INSTRUCTION:
In the records that follow, locate every line with "section" and extract it.
------------------------------
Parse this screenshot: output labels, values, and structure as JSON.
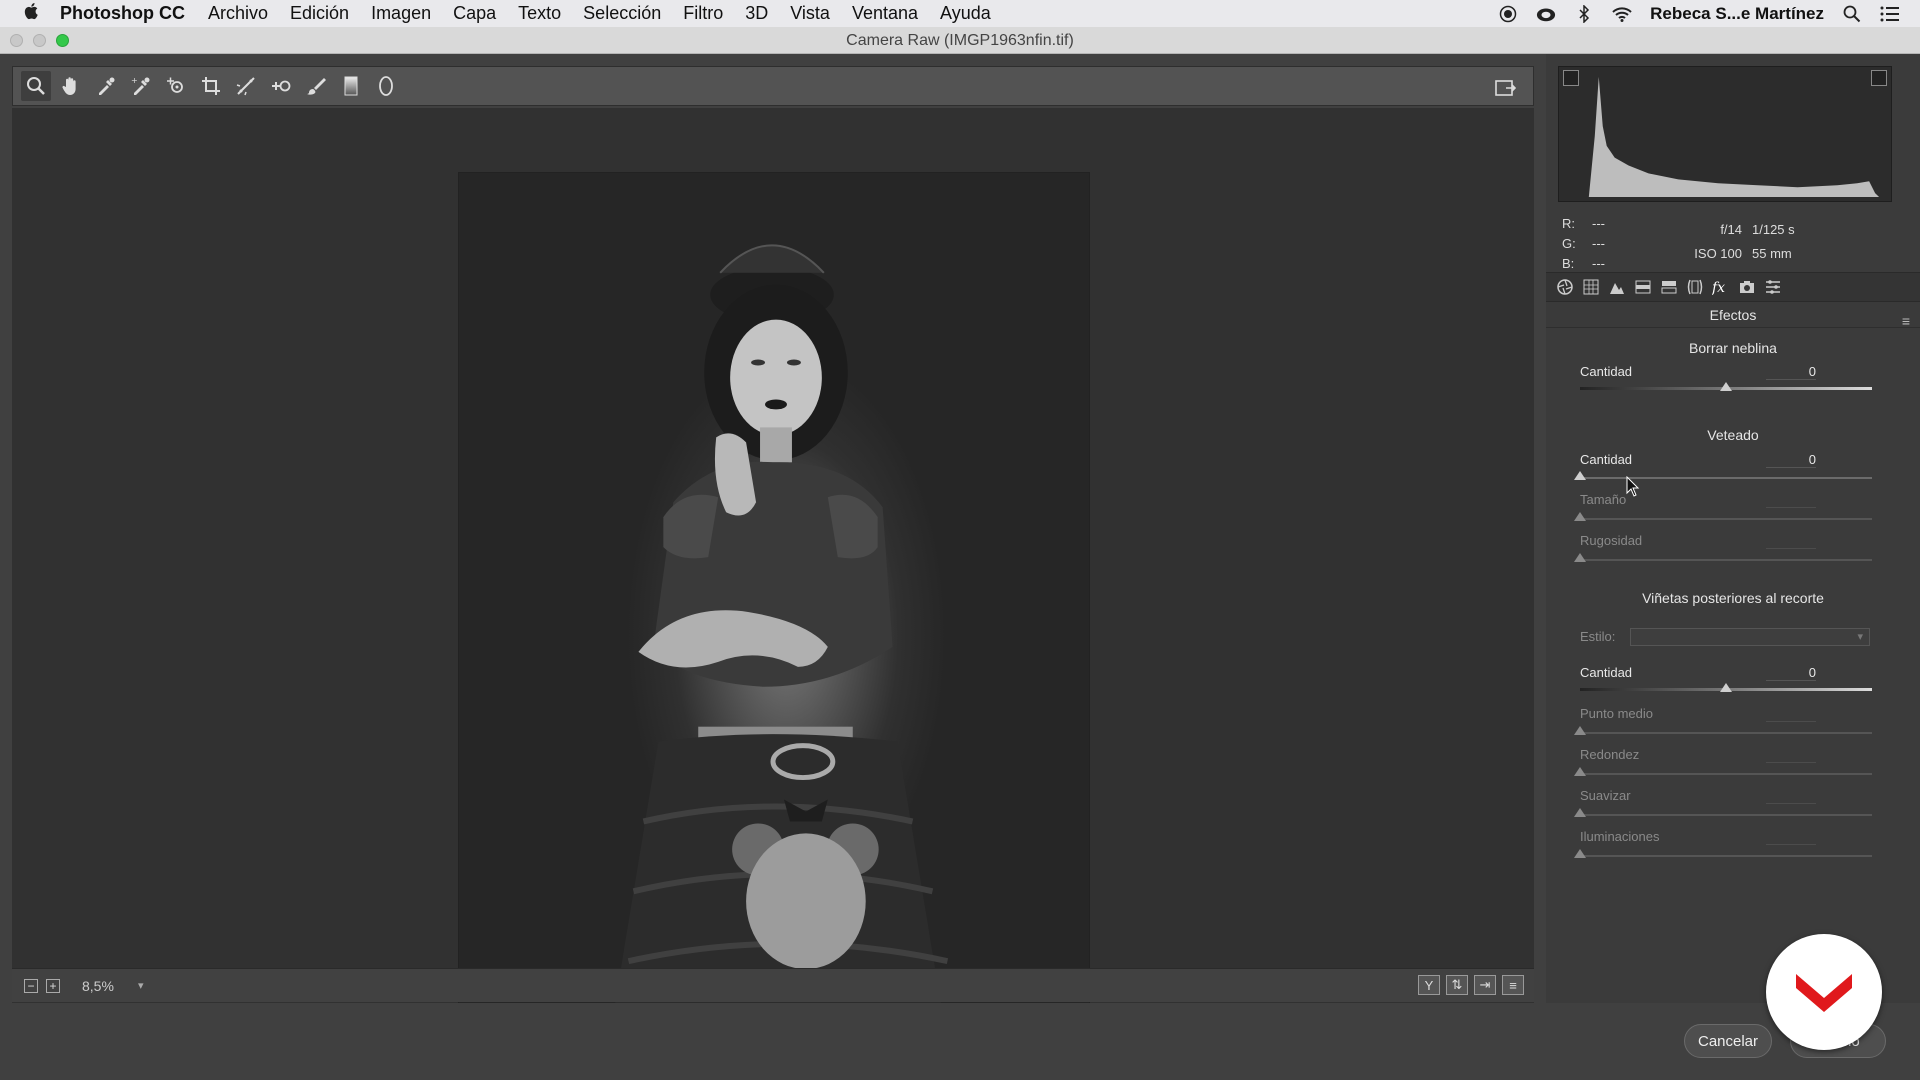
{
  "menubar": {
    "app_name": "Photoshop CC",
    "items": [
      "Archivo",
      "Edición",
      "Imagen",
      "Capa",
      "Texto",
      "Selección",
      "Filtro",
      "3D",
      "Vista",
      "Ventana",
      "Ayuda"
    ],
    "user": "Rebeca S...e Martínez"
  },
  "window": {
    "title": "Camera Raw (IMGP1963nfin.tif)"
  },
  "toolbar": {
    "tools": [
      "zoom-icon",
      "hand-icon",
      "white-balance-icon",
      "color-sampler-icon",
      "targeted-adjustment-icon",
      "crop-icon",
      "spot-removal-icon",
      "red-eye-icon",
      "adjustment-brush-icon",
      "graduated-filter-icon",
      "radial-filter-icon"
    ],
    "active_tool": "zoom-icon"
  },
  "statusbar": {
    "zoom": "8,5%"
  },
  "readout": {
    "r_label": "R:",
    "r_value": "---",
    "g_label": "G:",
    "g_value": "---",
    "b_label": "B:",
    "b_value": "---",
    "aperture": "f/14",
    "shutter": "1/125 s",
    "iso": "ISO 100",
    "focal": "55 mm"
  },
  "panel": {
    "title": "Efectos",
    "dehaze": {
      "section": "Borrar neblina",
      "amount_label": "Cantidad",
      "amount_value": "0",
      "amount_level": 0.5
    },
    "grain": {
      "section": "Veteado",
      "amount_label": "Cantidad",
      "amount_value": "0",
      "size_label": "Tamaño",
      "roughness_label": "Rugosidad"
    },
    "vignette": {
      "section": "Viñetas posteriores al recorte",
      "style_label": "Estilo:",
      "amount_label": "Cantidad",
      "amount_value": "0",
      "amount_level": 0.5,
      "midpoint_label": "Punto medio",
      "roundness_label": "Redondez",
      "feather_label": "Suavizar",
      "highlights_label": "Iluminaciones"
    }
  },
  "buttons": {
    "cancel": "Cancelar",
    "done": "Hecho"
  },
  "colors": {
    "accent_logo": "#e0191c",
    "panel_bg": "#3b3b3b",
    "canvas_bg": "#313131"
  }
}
------------------------------
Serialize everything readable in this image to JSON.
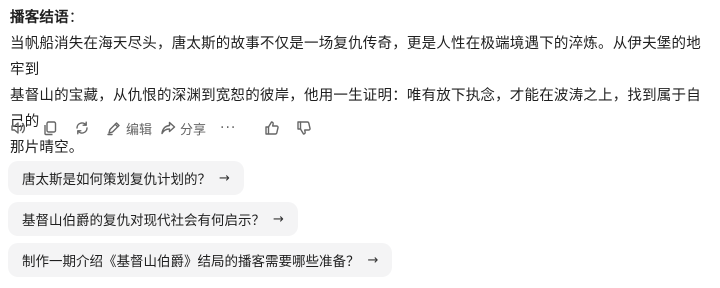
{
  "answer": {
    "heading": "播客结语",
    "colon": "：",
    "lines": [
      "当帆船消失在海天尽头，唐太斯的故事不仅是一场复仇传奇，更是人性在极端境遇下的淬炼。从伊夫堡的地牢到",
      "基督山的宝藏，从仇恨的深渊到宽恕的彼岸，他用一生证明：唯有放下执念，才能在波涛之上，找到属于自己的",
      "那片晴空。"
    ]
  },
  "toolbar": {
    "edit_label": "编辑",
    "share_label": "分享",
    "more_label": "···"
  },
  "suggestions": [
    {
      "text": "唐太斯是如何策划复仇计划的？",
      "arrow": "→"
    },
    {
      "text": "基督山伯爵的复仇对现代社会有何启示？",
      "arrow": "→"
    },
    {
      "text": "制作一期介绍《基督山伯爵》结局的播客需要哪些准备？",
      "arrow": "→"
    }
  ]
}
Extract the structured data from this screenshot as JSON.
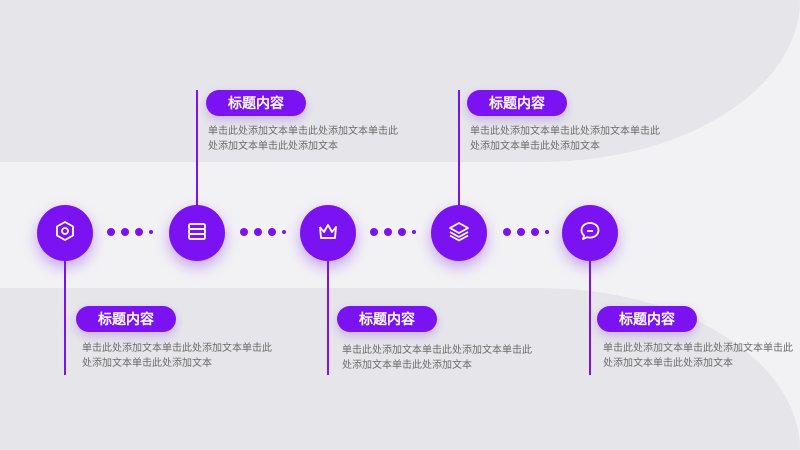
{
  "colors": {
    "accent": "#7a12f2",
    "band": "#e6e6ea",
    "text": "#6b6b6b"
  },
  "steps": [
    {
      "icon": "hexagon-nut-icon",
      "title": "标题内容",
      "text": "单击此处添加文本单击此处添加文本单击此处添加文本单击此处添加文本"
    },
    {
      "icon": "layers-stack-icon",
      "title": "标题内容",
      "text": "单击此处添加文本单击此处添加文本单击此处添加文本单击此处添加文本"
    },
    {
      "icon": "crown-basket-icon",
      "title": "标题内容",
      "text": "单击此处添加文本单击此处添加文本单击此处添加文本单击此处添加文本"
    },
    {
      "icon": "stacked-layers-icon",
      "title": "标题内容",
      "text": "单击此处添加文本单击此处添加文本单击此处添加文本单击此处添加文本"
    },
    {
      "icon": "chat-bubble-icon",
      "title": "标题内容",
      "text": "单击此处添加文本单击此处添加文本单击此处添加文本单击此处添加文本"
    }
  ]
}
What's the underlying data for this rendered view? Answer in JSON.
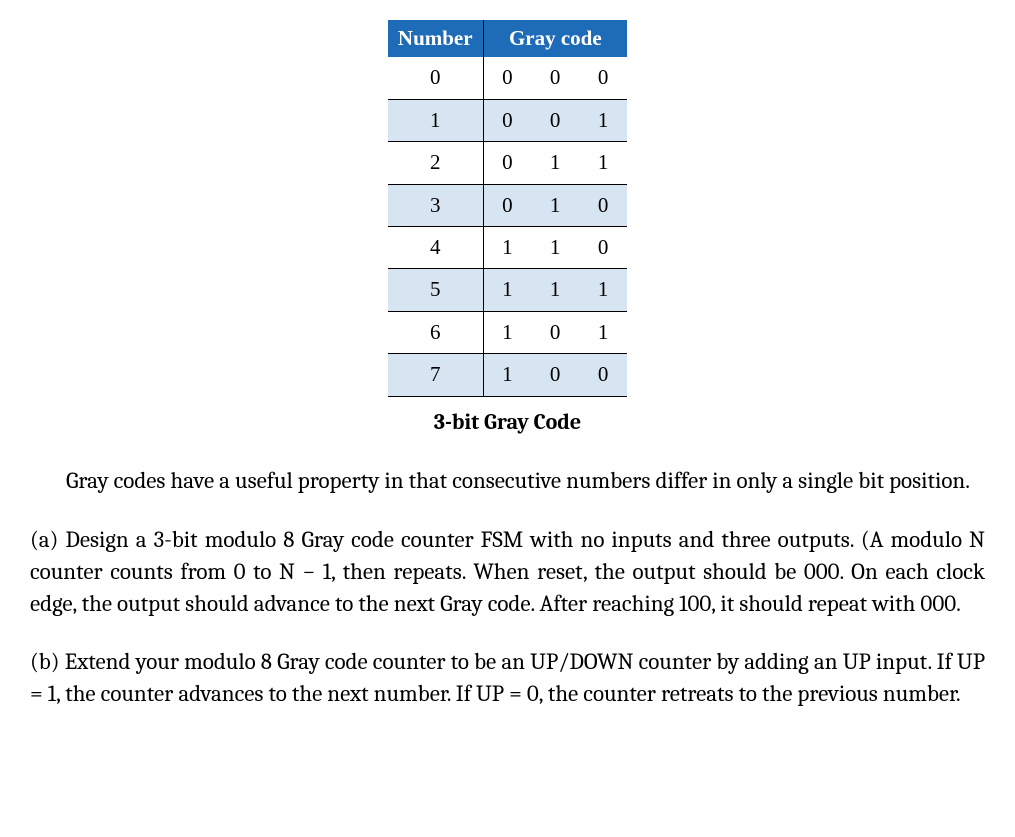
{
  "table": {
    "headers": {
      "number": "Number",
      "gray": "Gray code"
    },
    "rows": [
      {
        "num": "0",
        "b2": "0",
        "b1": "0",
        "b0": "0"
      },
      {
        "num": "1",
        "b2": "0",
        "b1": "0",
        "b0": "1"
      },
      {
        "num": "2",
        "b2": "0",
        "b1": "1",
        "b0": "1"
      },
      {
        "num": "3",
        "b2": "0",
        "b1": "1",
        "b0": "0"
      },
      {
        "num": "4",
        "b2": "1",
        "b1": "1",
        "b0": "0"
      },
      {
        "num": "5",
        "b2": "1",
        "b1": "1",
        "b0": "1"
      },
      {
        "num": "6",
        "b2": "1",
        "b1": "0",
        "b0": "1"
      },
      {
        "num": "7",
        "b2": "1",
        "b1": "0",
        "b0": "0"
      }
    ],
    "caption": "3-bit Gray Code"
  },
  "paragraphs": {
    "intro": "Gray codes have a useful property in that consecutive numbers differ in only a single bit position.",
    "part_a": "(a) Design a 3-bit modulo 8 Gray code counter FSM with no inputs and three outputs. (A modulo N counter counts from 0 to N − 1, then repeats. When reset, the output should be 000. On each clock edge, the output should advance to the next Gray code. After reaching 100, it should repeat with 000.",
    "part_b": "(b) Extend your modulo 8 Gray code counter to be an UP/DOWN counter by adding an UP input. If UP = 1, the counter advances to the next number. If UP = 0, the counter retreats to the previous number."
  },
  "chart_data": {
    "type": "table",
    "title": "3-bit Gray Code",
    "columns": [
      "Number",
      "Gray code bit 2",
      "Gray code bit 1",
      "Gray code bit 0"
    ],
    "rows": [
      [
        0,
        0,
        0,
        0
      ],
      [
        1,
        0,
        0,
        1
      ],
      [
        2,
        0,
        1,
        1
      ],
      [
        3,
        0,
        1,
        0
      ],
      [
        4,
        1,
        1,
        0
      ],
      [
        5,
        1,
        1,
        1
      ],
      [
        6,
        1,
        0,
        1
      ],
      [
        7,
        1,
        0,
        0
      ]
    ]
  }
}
------------------------------
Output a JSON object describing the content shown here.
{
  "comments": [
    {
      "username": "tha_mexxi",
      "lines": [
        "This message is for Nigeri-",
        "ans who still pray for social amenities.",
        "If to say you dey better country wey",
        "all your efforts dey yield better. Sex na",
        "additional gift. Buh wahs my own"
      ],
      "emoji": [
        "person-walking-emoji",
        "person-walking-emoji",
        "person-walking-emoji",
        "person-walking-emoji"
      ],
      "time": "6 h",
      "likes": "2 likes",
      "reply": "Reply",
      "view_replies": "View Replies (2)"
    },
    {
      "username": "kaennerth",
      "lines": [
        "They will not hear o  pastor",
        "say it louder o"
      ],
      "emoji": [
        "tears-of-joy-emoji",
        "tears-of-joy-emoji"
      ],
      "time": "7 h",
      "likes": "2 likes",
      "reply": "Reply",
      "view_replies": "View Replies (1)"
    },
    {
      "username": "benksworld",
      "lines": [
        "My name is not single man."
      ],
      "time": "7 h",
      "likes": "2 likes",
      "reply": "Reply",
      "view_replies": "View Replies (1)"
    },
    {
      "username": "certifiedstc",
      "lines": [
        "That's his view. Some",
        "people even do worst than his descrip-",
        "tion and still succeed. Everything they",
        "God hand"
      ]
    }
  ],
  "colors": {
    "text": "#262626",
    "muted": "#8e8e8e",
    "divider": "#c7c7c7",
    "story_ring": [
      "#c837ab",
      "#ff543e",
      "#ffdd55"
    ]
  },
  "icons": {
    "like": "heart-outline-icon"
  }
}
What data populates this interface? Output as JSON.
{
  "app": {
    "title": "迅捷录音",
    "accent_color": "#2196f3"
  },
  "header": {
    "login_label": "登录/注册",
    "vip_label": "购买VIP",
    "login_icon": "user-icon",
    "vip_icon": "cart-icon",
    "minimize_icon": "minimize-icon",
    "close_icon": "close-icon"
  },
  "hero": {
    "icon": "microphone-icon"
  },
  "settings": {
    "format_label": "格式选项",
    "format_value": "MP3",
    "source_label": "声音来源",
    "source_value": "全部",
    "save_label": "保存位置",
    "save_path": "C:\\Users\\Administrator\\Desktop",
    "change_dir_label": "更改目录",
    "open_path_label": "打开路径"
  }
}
------------------------------
SOLVED EXERCISE:
      "section": "Borrar neblina",
      "section": "Veteado",
      "section": "Viñetas posteriores al recorte",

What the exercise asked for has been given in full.